**Attività**:
#1 Ripeti il tratto del brano sull'enzalutamide che va da "Perché enzalutamide riesce" fino a "dell’ormone LHRH N.d.R)".
#2 Per favore, riprendi il brano sull'enzalutamide e proseguilo a partire dalla sua ultima frase.

**Brano da esaminare**:
Perché enzalutamide riesce ad essere efficace anche nei pazienti resistenti alla terapia ormonale? «Perché i meccanismi con cui il tumore resiste ai farmaci tradizionali è un meccanismo di adattamento attraverso il quale vengono aumentati i ricettori per gli androgeni e quindi il tumore riesce a crescere anche con livelli molto bassi di testosterone» continua Berruti.- Addirittura, le cellule tumorali riescono ad auto prodursi il testosterone e quindi di fatto rendersi autonome. Ecco perché un farmaco, come l’enzalutamide, che colpisce il motore può essere efficace anche nei pazienti resistenti alla classica terapia ormonale (a base di  goserelin, leuprolide, leuprorelina e altri analoghi dell’ormone LHRH N.d.R)

Dati per la comprensione di documenti:

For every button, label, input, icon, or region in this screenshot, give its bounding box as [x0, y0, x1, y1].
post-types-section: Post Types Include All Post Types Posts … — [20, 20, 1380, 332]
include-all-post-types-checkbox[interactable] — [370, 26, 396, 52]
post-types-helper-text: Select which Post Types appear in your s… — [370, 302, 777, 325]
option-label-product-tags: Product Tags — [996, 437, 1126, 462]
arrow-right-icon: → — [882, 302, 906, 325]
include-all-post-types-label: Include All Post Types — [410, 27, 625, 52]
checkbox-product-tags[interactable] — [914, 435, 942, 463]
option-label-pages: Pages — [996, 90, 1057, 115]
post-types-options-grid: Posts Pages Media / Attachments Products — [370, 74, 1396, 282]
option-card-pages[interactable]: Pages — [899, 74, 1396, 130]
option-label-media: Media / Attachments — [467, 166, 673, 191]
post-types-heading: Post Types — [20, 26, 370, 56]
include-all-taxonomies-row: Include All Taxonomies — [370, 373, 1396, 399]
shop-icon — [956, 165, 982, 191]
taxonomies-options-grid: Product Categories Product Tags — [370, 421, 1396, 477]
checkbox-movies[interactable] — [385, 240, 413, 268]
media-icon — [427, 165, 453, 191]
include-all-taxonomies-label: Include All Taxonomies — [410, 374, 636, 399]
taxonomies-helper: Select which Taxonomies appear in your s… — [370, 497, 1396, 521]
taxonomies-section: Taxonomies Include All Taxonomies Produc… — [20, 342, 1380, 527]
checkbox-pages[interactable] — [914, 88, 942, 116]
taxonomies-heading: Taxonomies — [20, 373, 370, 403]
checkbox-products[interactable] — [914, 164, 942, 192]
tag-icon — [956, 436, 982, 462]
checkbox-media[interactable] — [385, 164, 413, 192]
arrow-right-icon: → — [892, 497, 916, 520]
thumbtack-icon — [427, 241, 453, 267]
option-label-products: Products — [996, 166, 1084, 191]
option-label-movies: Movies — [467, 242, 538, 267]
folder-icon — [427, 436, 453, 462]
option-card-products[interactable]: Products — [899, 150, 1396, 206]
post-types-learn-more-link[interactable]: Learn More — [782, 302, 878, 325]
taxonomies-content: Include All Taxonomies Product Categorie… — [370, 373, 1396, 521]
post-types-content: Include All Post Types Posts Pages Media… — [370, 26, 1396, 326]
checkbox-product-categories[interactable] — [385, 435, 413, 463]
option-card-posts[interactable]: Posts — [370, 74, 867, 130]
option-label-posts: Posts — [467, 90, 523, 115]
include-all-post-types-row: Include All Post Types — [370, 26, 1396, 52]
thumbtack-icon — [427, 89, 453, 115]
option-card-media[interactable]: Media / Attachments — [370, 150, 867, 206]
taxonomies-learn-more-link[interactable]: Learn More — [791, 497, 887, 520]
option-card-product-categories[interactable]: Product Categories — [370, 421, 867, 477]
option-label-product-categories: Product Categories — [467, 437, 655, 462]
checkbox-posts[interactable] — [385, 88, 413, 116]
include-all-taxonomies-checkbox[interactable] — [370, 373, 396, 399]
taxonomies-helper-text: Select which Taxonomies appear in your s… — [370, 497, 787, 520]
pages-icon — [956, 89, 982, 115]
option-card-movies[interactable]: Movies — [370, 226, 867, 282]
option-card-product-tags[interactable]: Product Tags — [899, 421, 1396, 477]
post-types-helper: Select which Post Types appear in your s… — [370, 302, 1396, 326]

**Le tue risposte**:
#1
Perché enzalutamide riesce ad essere efficace anche nei pazienti resistenti alla terapia ormonale? «Perché i meccanismi con cui il tumore resiste ai farmaci tradizionali è un meccanismo di adattamento attraverso il quale vengono aumentati i ricettori per gli androgeni e quindi il tumore riesce a crescere anche con livelli molto bassi di testosterone» continua Berruti.- Addirittura, le cellule tumorali riescono ad auto prodursi il testosterone e quindi di fatto rendersi autonome. Ecco perché un farmaco, come l’enzalutamide, che colpisce il motore può essere efficace anche nei pazienti resistenti alla classica terapia ormonale (a base di  goserelin, leuprolide, leuprorelina e altri analoghi dell’ormone LHRH N.d.R)

#2
«Il recettore degli androgeni è il motore del carcinoma prostatico, ossia il principale oncogene responsabile dell’aggressività della neoplasia. Tale molecola prima si lega al testosterone, successivamente il complesso testosterone-recettore migra nel nucleo delle cellule, si lega al DNA e lo stimola a sintetizzare le proteine responsabili della crescita tumorale – spiega Berruti –  Enzalutamide azzera la funzione stimolante del recettore agendo a più livelli: inibisce il legame recettore-testosterone, inibisce la traslocazione del segnale dal citoplasma all’interno del nucleo e, da ultimo, inibisce la stimolazione del DNA ad opera del recettore e del suo ligando».

Lo studio AFFIRM ha dimostrato che enzalutamide è in grado di contrastare la crescita del tumore e delle metastasi, migliorando in maniera statisticamente significativa la sopravvivenza globale (4,8 mesi) rispetto al placebo (18,4 vs 13,6 mesi), con miglioramento della sopravvivenza libera da progressione radiografica, in pazienti che si dimostravano non più responsivi all’ormonoterapia tradizionale e alla chemioterapia.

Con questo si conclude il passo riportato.